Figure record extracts
========

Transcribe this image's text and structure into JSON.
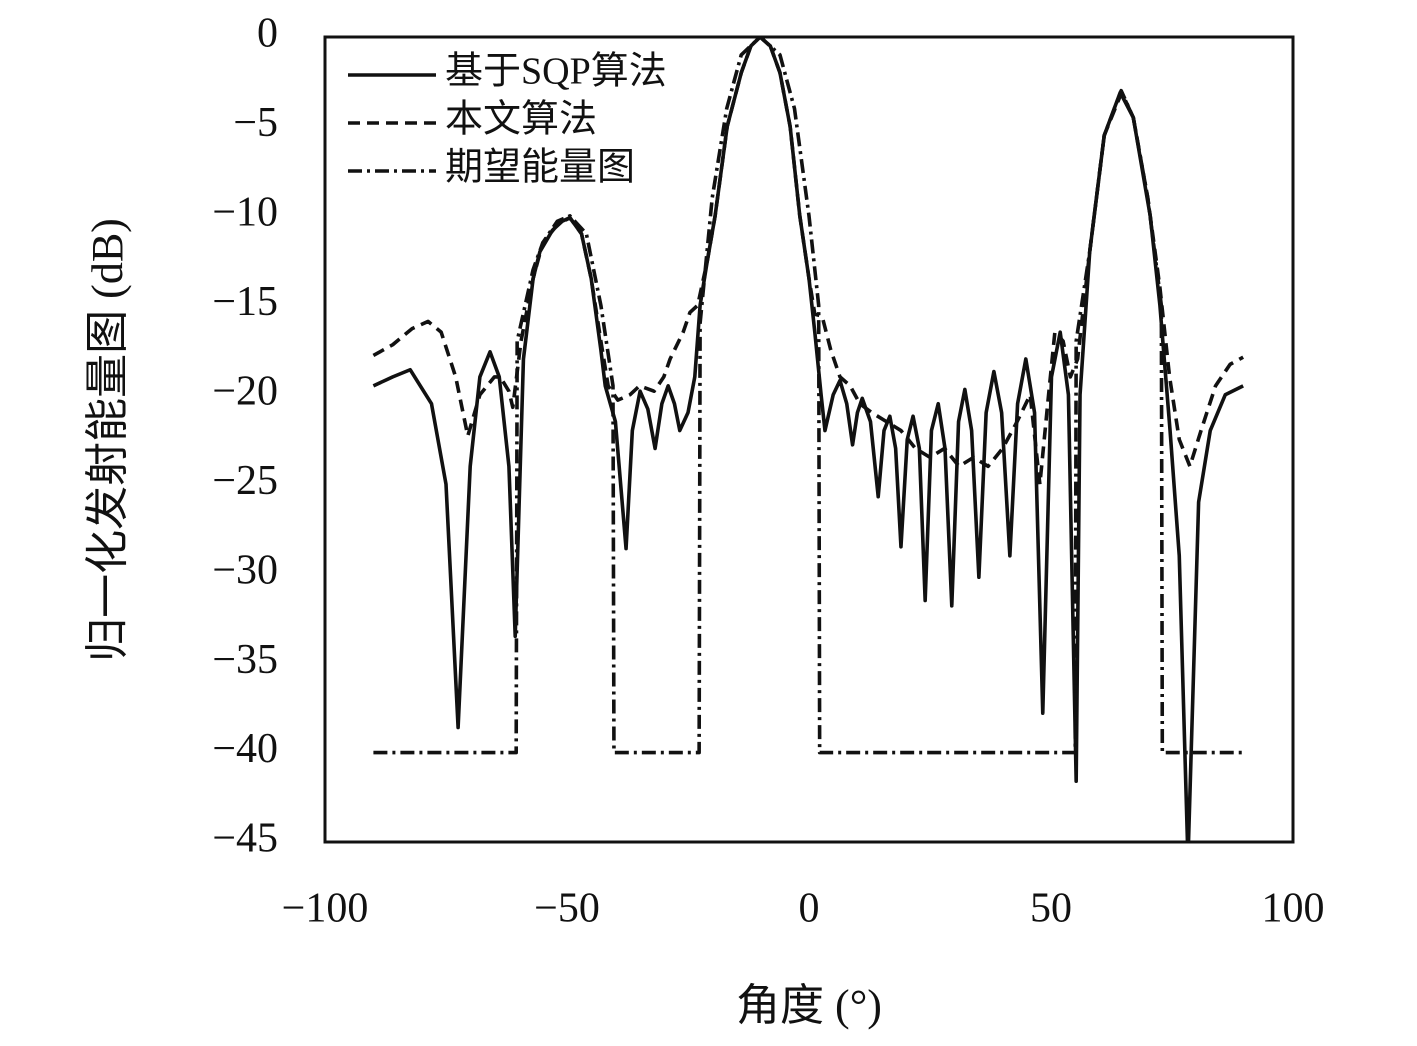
{
  "chart_data": {
    "type": "line",
    "xlabel": "角度 (°)",
    "ylabel": "归一化发射能量图 (dB)",
    "xlim": [
      -100,
      100
    ],
    "ylim": [
      -45,
      0
    ],
    "xticks": [
      {
        "value": -100,
        "label": "−100"
      },
      {
        "value": -50,
        "label": "−50"
      },
      0,
      50,
      100
    ],
    "yticks": [
      0,
      {
        "value": -5,
        "label": "−5"
      },
      {
        "value": -10,
        "label": "−10"
      },
      {
        "value": -15,
        "label": "−15"
      },
      {
        "value": -20,
        "label": "−20"
      },
      {
        "value": -25,
        "label": "−25"
      },
      {
        "value": -30,
        "label": "−30"
      },
      {
        "value": -35,
        "label": "−35"
      },
      {
        "value": -40,
        "label": "−40"
      },
      {
        "value": -45,
        "label": "−45"
      }
    ],
    "grid": false,
    "legend": "upper left",
    "series": [
      {
        "name": "基于SQP算法",
        "color": "#111111",
        "style": "solid",
        "x": [
          -90,
          -86,
          -82.4,
          -78,
          -75,
          -72.5,
          -70,
          -68,
          -65.9,
          -64,
          -62,
          -60.7,
          -59,
          -57,
          -55.6,
          -53,
          -51,
          -49.4,
          -47,
          -45,
          -43,
          -42.1,
          -40,
          -37.8,
          -36.5,
          -34.9,
          -33.3,
          -31.8,
          -30.4,
          -29.1,
          -27.8,
          -26.7,
          -25,
          -23.6,
          -22.5,
          -21,
          -19.4,
          -16.9,
          -14,
          -12,
          -10.1,
          -8,
          -6,
          -3.9,
          -1.9,
          0,
          1.2,
          2.5,
          3.3,
          5,
          6.4,
          7.8,
          9,
          10,
          11,
          12.7,
          14.3,
          15.5,
          16.7,
          17.9,
          19,
          20.3,
          21.5,
          22.8,
          24,
          25.3,
          26.7,
          28.1,
          29.5,
          30.9,
          32.2,
          33.6,
          35.1,
          36.6,
          38.2,
          39.8,
          41.5,
          43.1,
          44.8,
          46.6,
          48.3,
          50.1,
          51.9,
          53.6,
          55.2,
          56,
          58,
          61,
          64.3,
          67,
          70.5,
          72.5,
          74.6,
          76.5,
          78.3,
          80.5,
          82.9,
          86,
          89.7
        ],
        "values": [
          -19.5,
          -19,
          -18.6,
          -20.5,
          -25,
          -38.6,
          -24,
          -19,
          -17.6,
          -19,
          -24,
          -33.5,
          -18,
          -13.5,
          -12,
          -10.8,
          -10.3,
          -10.1,
          -11,
          -13.5,
          -17.5,
          -19.5,
          -21.5,
          -28.6,
          -22,
          -19.8,
          -20.8,
          -23,
          -20.5,
          -19.5,
          -20.5,
          -22,
          -21,
          -19,
          -15,
          -12.5,
          -10,
          -5,
          -2,
          -0.5,
          0,
          -0.5,
          -2,
          -5,
          -10,
          -13.5,
          -16.5,
          -20,
          -22,
          -20,
          -19.2,
          -20.5,
          -22.8,
          -21,
          -20.2,
          -21.5,
          -25.7,
          -22,
          -21.2,
          -23,
          -28.5,
          -22.5,
          -21.2,
          -23,
          -31.5,
          -22,
          -20.5,
          -23,
          -31.8,
          -21.5,
          -19.7,
          -22,
          -30.2,
          -21,
          -18.7,
          -21,
          -29,
          -20.5,
          -18,
          -21,
          -37.8,
          -19,
          -16.5,
          -20,
          -41.6,
          -20,
          -12,
          -5.5,
          -3.1,
          -4.5,
          -10,
          -15,
          -22,
          -29,
          -46,
          -26,
          -22,
          -20,
          -19.5
        ]
      },
      {
        "name": "本文算法",
        "color": "#111111",
        "style": "dashed",
        "x": [
          -90,
          -86,
          -82,
          -78.7,
          -76,
          -73,
          -70.5,
          -68,
          -65,
          -63.8,
          -62,
          -61.2,
          -59.5,
          -57,
          -55,
          -52,
          -49.4,
          -47,
          -45,
          -43,
          -41.5,
          -39.5,
          -37,
          -35,
          -32,
          -30,
          -28.7,
          -26,
          -24.6,
          -23,
          -21,
          -19.4,
          -16.9,
          -14,
          -12,
          -10.1,
          -8,
          -6,
          -3.9,
          -1.9,
          0,
          1.2,
          2.7,
          4.5,
          6.4,
          8.5,
          10.5,
          13,
          16,
          19,
          22,
          25,
          28,
          31,
          34,
          37,
          40,
          43,
          45.7,
          47.7,
          49.5,
          50.8,
          52.5,
          54,
          55.5,
          58,
          61,
          64.6,
          67,
          70,
          72.5,
          74.5,
          76.5,
          78.7,
          81,
          84,
          87,
          89.7
        ],
        "values": [
          -17.8,
          -17.2,
          -16.3,
          -15.9,
          -16.5,
          -19,
          -22.3,
          -20,
          -19,
          -19,
          -19.8,
          -20.7,
          -17,
          -13.5,
          -11.5,
          -10.5,
          -10.1,
          -11,
          -13.5,
          -17,
          -19.5,
          -20.3,
          -20,
          -19.5,
          -19.8,
          -19,
          -18,
          -16.5,
          -15.4,
          -15,
          -12.5,
          -10,
          -5,
          -2,
          -0.5,
          0,
          -0.5,
          -2,
          -5,
          -10,
          -13.5,
          -15.5,
          -15.6,
          -17.5,
          -19,
          -19.5,
          -20.5,
          -21,
          -21.5,
          -22,
          -23,
          -23.5,
          -23,
          -24,
          -23.5,
          -24,
          -23,
          -21.5,
          -20,
          -25,
          -20,
          -16.5,
          -17,
          -19,
          -18,
          -12,
          -5.5,
          -3.1,
          -4.5,
          -9,
          -14,
          -19,
          -22.5,
          -24,
          -22,
          -19.5,
          -18.3,
          -17.9
        ]
      },
      {
        "name": "期望能量图",
        "color": "#111111",
        "style": "dashdot",
        "x": [
          -90,
          -60.5,
          -60.3,
          -57,
          -55,
          -52,
          -49.4,
          -46,
          -43,
          -40.5,
          -40.3,
          -22.7,
          -22.5,
          -20,
          -17,
          -14,
          -10.1,
          -6,
          -3,
          0,
          2,
          2.2,
          55,
          55.2,
          58,
          61,
          64.5,
          67,
          70,
          72.8,
          73,
          90
        ],
        "values": [
          -40,
          -40,
          -17,
          -13,
          -11.5,
          -10.3,
          -10,
          -11,
          -15,
          -19.5,
          -40,
          -40,
          -16,
          -9,
          -4,
          -1,
          0,
          -1,
          -4,
          -10,
          -15,
          -40,
          -40,
          -17,
          -12,
          -5.5,
          -3,
          -4.5,
          -9,
          -15,
          -40,
          -40
        ]
      }
    ]
  }
}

========

What you are asked to do: Return each line where "style" shows up.

Answer to this problem:
        "style": "solid",
        "style": "dashed",
        "style": "dashdot",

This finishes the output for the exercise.